## Exercise description
Output the data word for word, dropping every image.

## Dataset excerpts
******************************

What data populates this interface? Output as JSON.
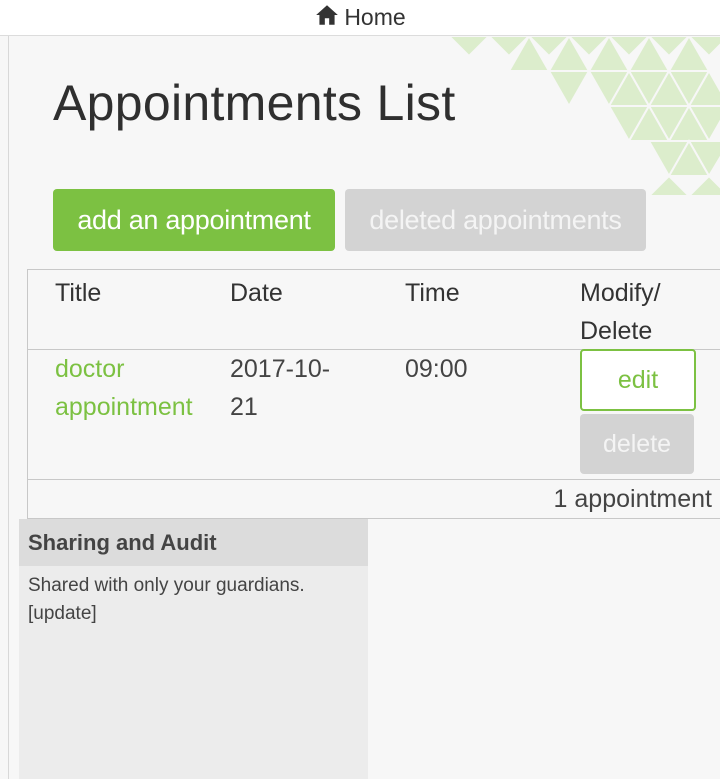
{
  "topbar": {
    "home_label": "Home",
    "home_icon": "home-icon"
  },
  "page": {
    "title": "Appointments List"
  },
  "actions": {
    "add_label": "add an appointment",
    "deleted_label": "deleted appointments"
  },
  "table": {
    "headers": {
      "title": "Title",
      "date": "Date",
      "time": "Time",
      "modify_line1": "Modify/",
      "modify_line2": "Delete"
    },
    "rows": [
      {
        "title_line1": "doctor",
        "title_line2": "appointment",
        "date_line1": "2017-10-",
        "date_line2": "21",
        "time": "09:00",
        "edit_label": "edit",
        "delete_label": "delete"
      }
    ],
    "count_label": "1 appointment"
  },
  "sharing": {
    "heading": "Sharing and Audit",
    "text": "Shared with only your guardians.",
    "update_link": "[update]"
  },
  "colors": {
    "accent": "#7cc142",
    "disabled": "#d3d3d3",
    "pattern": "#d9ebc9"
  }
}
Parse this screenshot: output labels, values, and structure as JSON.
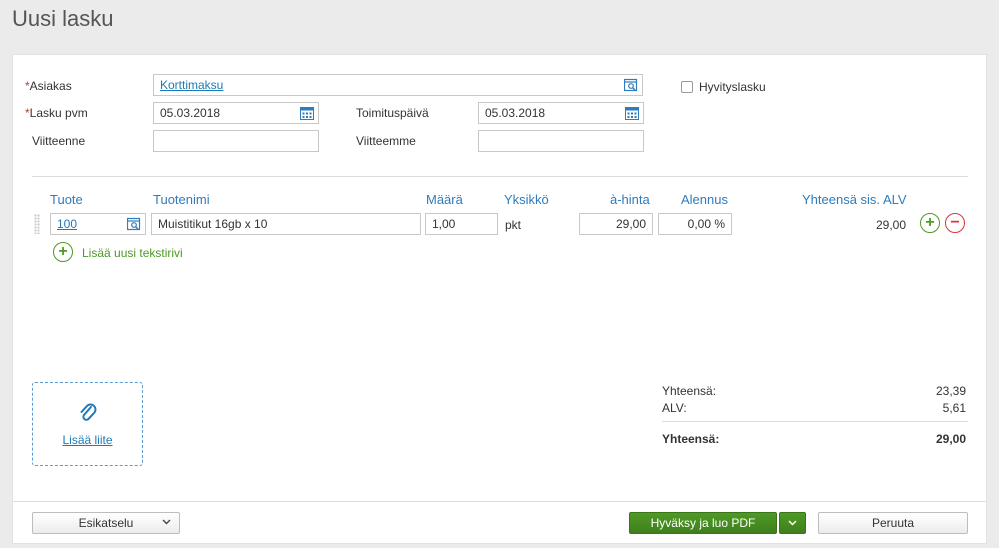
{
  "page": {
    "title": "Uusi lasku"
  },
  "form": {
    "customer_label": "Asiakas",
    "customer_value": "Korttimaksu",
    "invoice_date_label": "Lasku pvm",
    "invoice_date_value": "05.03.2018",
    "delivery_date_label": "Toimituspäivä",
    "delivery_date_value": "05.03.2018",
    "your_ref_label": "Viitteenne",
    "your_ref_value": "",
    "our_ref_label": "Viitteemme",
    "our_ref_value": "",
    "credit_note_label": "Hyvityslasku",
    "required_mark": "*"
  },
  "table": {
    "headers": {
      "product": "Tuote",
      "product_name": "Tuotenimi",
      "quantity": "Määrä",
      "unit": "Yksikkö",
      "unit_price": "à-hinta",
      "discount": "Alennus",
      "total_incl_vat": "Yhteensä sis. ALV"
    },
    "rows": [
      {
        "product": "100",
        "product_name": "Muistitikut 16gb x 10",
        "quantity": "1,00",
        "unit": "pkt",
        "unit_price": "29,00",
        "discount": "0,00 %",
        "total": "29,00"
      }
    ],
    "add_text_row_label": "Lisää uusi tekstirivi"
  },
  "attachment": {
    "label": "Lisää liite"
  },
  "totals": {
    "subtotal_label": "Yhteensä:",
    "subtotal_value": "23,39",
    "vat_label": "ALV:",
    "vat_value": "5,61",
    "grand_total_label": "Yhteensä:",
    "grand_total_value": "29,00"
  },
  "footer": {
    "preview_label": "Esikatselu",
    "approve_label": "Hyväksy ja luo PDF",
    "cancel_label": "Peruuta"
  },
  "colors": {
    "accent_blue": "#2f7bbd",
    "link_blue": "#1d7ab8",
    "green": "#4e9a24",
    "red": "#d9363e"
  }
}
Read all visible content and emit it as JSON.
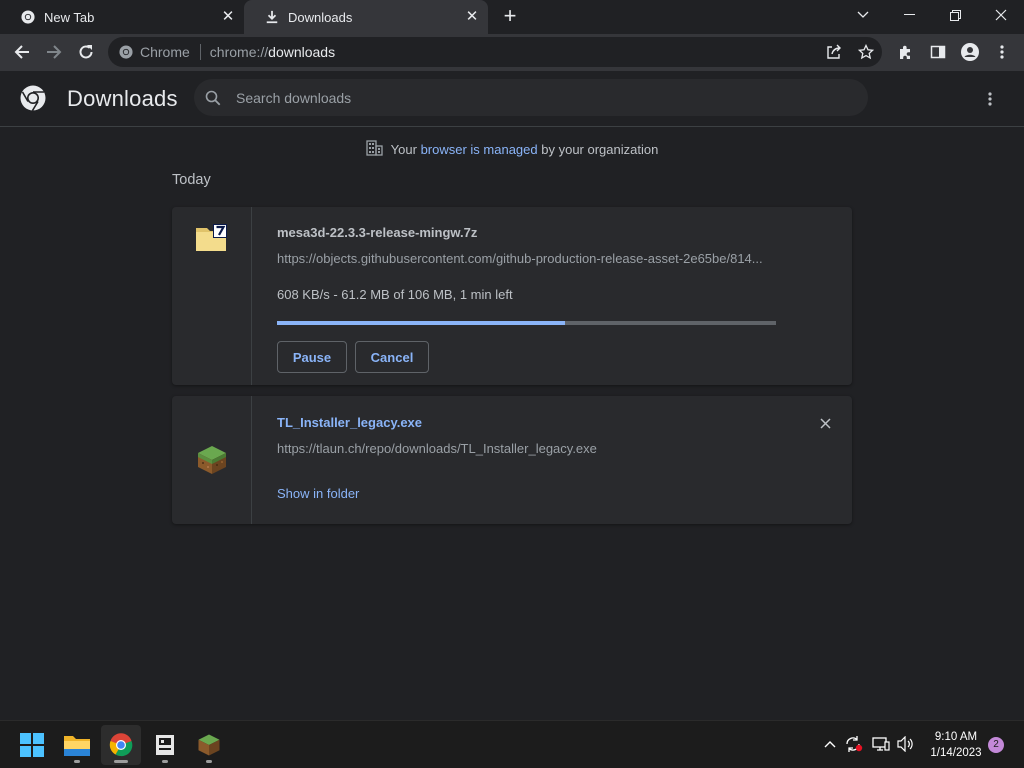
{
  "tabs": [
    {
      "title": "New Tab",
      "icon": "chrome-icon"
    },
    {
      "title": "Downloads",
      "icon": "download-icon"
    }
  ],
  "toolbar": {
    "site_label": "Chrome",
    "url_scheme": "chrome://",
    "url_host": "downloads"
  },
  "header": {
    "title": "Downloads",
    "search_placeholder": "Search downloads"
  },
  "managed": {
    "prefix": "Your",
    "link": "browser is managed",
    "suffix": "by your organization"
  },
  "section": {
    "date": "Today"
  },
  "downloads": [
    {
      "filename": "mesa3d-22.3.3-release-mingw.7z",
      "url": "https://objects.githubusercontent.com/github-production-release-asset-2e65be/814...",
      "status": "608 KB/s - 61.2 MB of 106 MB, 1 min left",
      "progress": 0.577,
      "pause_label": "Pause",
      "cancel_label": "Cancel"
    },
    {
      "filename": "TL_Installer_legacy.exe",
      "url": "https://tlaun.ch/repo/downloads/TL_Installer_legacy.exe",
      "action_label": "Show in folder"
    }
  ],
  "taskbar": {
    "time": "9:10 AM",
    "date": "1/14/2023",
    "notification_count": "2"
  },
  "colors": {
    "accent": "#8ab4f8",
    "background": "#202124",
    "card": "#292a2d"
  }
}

******************************

## Solution to this task
What data populates this interface? Output as JSON.
{
  "topbar": {
    "home_label": "Home",
    "home_icon": "home-icon"
  },
  "page": {
    "title": "Appointments List"
  },
  "actions": {
    "add_label": "add an appointment",
    "deleted_label": "deleted appointments"
  },
  "table": {
    "headers": {
      "title": "Title",
      "date": "Date",
      "time": "Time",
      "modify_line1": "Modify/",
      "modify_line2": "Delete"
    },
    "rows": [
      {
        "title_line1": "doctor",
        "title_line2": "appointment",
        "date_line1": "2017-10-",
        "date_line2": "21",
        "time": "09:00",
        "edit_label": "edit",
        "delete_label": "delete"
      }
    ],
    "count_label": "1 appointment"
  },
  "sharing": {
    "heading": "Sharing and Audit",
    "text": "Shared with only your guardians.",
    "update_link": "[update]"
  },
  "colors": {
    "accent": "#7cc142",
    "disabled": "#d3d3d3",
    "pattern": "#d9ebc9"
  }
}
Parse this screenshot: output labels, values, and structure as JSON.
{
  "page": {
    "title": "Uusi lasku"
  },
  "form": {
    "customer_label": "Asiakas",
    "customer_value": "Korttimaksu",
    "invoice_date_label": "Lasku pvm",
    "invoice_date_value": "05.03.2018",
    "delivery_date_label": "Toimituspäivä",
    "delivery_date_value": "05.03.2018",
    "your_ref_label": "Viitteenne",
    "your_ref_value": "",
    "our_ref_label": "Viitteemme",
    "our_ref_value": "",
    "credit_note_label": "Hyvityslasku",
    "required_mark": "*"
  },
  "table": {
    "headers": {
      "product": "Tuote",
      "product_name": "Tuotenimi",
      "quantity": "Määrä",
      "unit": "Yksikkö",
      "unit_price": "à-hinta",
      "discount": "Alennus",
      "total_incl_vat": "Yhteensä sis. ALV"
    },
    "rows": [
      {
        "product": "100",
        "product_name": "Muistitikut 16gb x 10",
        "quantity": "1,00",
        "unit": "pkt",
        "unit_price": "29,00",
        "discount": "0,00 %",
        "total": "29,00"
      }
    ],
    "add_text_row_label": "Lisää uusi tekstirivi"
  },
  "attachment": {
    "label": "Lisää liite"
  },
  "totals": {
    "subtotal_label": "Yhteensä:",
    "subtotal_value": "23,39",
    "vat_label": "ALV:",
    "vat_value": "5,61",
    "grand_total_label": "Yhteensä:",
    "grand_total_value": "29,00"
  },
  "footer": {
    "preview_label": "Esikatselu",
    "approve_label": "Hyväksy ja luo PDF",
    "cancel_label": "Peruuta"
  },
  "colors": {
    "accent_blue": "#2f7bbd",
    "link_blue": "#1d7ab8",
    "green": "#4e9a24",
    "red": "#d9363e"
  }
}
Read all visible content and emit it as JSON.
{
  "tabs": [
    {
      "title": "New Tab",
      "icon": "chrome-icon"
    },
    {
      "title": "Downloads",
      "icon": "download-icon"
    }
  ],
  "toolbar": {
    "site_label": "Chrome",
    "url_scheme": "chrome://",
    "url_host": "downloads"
  },
  "header": {
    "title": "Downloads",
    "search_placeholder": "Search downloads"
  },
  "managed": {
    "prefix": "Your",
    "link": "browser is managed",
    "suffix": "by your organization"
  },
  "section": {
    "date": "Today"
  },
  "downloads": [
    {
      "filename": "mesa3d-22.3.3-release-mingw.7z",
      "url": "https://objects.githubusercontent.com/github-production-release-asset-2e65be/814...",
      "status": "608 KB/s - 61.2 MB of 106 MB, 1 min left",
      "progress": 0.577,
      "pause_label": "Pause",
      "cancel_label": "Cancel"
    },
    {
      "filename": "TL_Installer_legacy.exe",
      "url": "https://tlaun.ch/repo/downloads/TL_Installer_legacy.exe",
      "action_label": "Show in folder"
    }
  ],
  "taskbar": {
    "time": "9:10 AM",
    "date": "1/14/2023",
    "notification_count": "2"
  },
  "colors": {
    "accent": "#8ab4f8",
    "background": "#202124",
    "card": "#292a2d"
  }
}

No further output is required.